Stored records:
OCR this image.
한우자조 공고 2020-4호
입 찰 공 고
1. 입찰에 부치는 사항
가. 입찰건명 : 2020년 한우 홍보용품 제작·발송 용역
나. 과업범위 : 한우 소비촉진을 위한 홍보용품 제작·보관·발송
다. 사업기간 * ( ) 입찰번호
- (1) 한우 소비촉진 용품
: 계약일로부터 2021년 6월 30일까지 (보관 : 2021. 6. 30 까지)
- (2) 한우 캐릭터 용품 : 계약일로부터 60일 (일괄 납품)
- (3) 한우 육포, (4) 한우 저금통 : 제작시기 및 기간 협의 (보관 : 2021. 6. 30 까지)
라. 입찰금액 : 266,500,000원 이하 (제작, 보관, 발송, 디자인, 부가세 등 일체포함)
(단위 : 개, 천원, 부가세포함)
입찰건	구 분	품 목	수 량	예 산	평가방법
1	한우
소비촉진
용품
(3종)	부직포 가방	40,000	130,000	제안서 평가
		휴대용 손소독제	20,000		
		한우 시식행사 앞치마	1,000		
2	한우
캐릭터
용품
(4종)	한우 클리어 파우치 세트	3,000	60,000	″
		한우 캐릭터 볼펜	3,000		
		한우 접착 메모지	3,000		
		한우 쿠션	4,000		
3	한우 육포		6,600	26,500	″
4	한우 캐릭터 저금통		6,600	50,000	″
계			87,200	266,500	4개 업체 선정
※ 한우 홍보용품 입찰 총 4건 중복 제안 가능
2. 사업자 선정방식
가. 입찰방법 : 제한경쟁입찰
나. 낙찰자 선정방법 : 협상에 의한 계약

*PROMPT*: Read through the entries and copy every line that includes "계약일로부터".

*COMPLETE OUTPUT*:
: 계약일로부터 2021년 6월 30일까지 (보관 : 2021. 6. 30 까지)
- (2) 한우 캐릭터 용품 : 계약일로부터 60일 (일괄 납품)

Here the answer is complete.